#### TASK BRIEF:
Repeat the listing below in full, exactly as it stands.

-- BEGIN DATA SUPPLIED --

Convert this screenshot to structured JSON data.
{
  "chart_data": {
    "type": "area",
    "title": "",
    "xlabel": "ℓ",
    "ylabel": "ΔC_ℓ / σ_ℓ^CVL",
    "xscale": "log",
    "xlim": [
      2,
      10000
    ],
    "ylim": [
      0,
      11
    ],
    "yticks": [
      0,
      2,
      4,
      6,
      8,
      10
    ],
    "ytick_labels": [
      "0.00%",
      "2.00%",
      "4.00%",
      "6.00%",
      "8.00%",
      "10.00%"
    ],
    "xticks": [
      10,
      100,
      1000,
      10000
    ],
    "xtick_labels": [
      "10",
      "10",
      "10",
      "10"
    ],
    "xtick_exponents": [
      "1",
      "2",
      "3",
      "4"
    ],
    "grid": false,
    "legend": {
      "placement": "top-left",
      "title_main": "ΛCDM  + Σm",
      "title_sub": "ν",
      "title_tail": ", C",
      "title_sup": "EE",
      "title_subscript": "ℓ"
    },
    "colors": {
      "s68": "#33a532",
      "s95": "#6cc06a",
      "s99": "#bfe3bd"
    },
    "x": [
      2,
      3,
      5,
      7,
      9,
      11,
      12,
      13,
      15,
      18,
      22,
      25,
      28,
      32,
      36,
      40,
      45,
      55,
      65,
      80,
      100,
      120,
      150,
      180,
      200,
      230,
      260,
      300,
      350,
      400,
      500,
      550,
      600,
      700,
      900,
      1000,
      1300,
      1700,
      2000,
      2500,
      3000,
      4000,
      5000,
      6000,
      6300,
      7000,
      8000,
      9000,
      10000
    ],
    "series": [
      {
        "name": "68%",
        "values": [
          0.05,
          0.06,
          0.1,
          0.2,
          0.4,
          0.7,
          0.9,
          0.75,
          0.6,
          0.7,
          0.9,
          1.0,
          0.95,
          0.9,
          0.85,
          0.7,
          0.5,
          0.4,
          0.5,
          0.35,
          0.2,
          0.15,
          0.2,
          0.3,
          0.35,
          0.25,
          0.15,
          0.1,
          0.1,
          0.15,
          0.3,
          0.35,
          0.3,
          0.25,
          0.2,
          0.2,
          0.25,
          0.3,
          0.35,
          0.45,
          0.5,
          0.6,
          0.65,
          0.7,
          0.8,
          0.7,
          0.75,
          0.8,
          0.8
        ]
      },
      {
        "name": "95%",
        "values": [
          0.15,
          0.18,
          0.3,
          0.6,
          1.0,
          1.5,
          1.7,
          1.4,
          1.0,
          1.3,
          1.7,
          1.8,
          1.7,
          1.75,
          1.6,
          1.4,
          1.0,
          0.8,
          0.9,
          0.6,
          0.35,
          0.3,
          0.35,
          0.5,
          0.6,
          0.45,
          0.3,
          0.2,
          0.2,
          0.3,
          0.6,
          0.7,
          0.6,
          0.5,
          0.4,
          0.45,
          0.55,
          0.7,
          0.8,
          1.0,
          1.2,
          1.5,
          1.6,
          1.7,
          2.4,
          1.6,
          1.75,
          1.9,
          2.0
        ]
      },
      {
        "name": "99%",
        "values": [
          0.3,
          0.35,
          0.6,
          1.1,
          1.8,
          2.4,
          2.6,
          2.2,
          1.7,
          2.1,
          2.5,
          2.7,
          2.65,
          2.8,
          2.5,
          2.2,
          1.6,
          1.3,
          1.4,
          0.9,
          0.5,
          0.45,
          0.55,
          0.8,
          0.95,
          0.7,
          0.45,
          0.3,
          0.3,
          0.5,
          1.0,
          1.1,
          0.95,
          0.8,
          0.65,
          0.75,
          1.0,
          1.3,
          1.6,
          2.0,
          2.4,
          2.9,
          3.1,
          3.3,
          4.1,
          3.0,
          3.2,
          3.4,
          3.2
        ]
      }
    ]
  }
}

-- END DATA SUPPLIED --

#### SOLUTION:
Convert this screenshot to structured JSON data.
{
  "chart_data": {
    "type": "area",
    "title": "",
    "xlabel": "ℓ",
    "ylabel": "ΔC_ℓ / σ_ℓ^CVL",
    "xscale": "log",
    "xlim": [
      2,
      10000
    ],
    "ylim": [
      0,
      11
    ],
    "yticks": [
      0,
      2,
      4,
      6,
      8,
      10
    ],
    "ytick_labels": [
      "0.00%",
      "2.00%",
      "4.00%",
      "6.00%",
      "8.00%",
      "10.00%"
    ],
    "xticks": [
      10,
      100,
      1000,
      10000
    ],
    "xtick_labels": [
      "10",
      "10",
      "10",
      "10"
    ],
    "xtick_exponents": [
      "1",
      "2",
      "3",
      "4"
    ],
    "grid": false,
    "legend": {
      "placement": "top-left",
      "title_main": "ΛCDM  + Σm",
      "title_sub": "ν",
      "title_tail": ", C",
      "title_sup": "EE",
      "title_subscript": "ℓ"
    },
    "colors": {
      "s68": "#33a532",
      "s95": "#6cc06a",
      "s99": "#bfe3bd"
    },
    "x": [
      2,
      3,
      5,
      7,
      9,
      11,
      12,
      13,
      15,
      18,
      22,
      25,
      28,
      32,
      36,
      40,
      45,
      55,
      65,
      80,
      100,
      120,
      150,
      180,
      200,
      230,
      260,
      300,
      350,
      400,
      500,
      550,
      600,
      700,
      900,
      1000,
      1300,
      1700,
      2000,
      2500,
      3000,
      4000,
      5000,
      6000,
      6300,
      7000,
      8000,
      9000,
      10000
    ],
    "series": [
      {
        "name": "68%",
        "values": [
          0.05,
          0.06,
          0.1,
          0.2,
          0.4,
          0.7,
          0.9,
          0.75,
          0.6,
          0.7,
          0.9,
          1.0,
          0.95,
          0.9,
          0.85,
          0.7,
          0.5,
          0.4,
          0.5,
          0.35,
          0.2,
          0.15,
          0.2,
          0.3,
          0.35,
          0.25,
          0.15,
          0.1,
          0.1,
          0.15,
          0.3,
          0.35,
          0.3,
          0.25,
          0.2,
          0.2,
          0.25,
          0.3,
          0.35,
          0.45,
          0.5,
          0.6,
          0.65,
          0.7,
          0.8,
          0.7,
          0.75,
          0.8,
          0.8
        ]
      },
      {
        "name": "95%",
        "values": [
          0.15,
          0.18,
          0.3,
          0.6,
          1.0,
          1.5,
          1.7,
          1.4,
          1.0,
          1.3,
          1.7,
          1.8,
          1.7,
          1.75,
          1.6,
          1.4,
          1.0,
          0.8,
          0.9,
          0.6,
          0.35,
          0.3,
          0.35,
          0.5,
          0.6,
          0.45,
          0.3,
          0.2,
          0.2,
          0.3,
          0.6,
          0.7,
          0.6,
          0.5,
          0.4,
          0.45,
          0.55,
          0.7,
          0.8,
          1.0,
          1.2,
          1.5,
          1.6,
          1.7,
          2.4,
          1.6,
          1.75,
          1.9,
          2.0
        ]
      },
      {
        "name": "99%",
        "values": [
          0.3,
          0.35,
          0.6,
          1.1,
          1.8,
          2.4,
          2.6,
          2.2,
          1.7,
          2.1,
          2.5,
          2.7,
          2.65,
          2.8,
          2.5,
          2.2,
          1.6,
          1.3,
          1.4,
          0.9,
          0.5,
          0.45,
          0.55,
          0.8,
          0.95,
          0.7,
          0.45,
          0.3,
          0.3,
          0.5,
          1.0,
          1.1,
          0.95,
          0.8,
          0.65,
          0.75,
          1.0,
          1.3,
          1.6,
          2.0,
          2.4,
          2.9,
          3.1,
          3.3,
          4.1,
          3.0,
          3.2,
          3.4,
          3.2
        ]
      }
    ]
  }
}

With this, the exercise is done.